Records about charts and figures:
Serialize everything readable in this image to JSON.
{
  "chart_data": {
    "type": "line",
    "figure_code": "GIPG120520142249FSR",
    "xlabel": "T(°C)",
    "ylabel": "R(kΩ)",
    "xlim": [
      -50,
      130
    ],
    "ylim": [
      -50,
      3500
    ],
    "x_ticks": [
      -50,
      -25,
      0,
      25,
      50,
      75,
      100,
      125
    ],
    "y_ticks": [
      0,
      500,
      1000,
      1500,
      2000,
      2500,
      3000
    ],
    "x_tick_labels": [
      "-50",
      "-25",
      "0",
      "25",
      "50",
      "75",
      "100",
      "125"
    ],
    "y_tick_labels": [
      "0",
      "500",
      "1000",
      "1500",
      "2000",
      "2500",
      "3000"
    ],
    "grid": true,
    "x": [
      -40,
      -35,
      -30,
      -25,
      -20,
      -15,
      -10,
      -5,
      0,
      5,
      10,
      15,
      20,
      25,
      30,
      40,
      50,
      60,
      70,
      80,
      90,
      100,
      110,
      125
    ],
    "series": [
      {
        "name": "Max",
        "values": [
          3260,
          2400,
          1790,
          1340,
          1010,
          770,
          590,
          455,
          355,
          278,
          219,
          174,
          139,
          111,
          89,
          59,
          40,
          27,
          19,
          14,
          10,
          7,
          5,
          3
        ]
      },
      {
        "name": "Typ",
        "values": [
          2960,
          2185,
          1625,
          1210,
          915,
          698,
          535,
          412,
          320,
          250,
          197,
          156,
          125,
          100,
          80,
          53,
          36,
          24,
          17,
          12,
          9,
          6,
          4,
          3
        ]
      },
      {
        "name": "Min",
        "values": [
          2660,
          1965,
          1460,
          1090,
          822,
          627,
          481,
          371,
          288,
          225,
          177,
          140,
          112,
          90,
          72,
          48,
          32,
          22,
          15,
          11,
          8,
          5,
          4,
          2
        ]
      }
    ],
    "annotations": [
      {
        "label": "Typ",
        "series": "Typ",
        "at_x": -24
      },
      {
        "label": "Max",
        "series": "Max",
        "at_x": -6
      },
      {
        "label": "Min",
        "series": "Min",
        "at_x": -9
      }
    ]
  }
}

- [Required task]: Locate each line containing the string "series" and show it.

- [Exercise response]:
    "series": [
        "series": "Typ",
        "series": "Max",
        "series": "Min",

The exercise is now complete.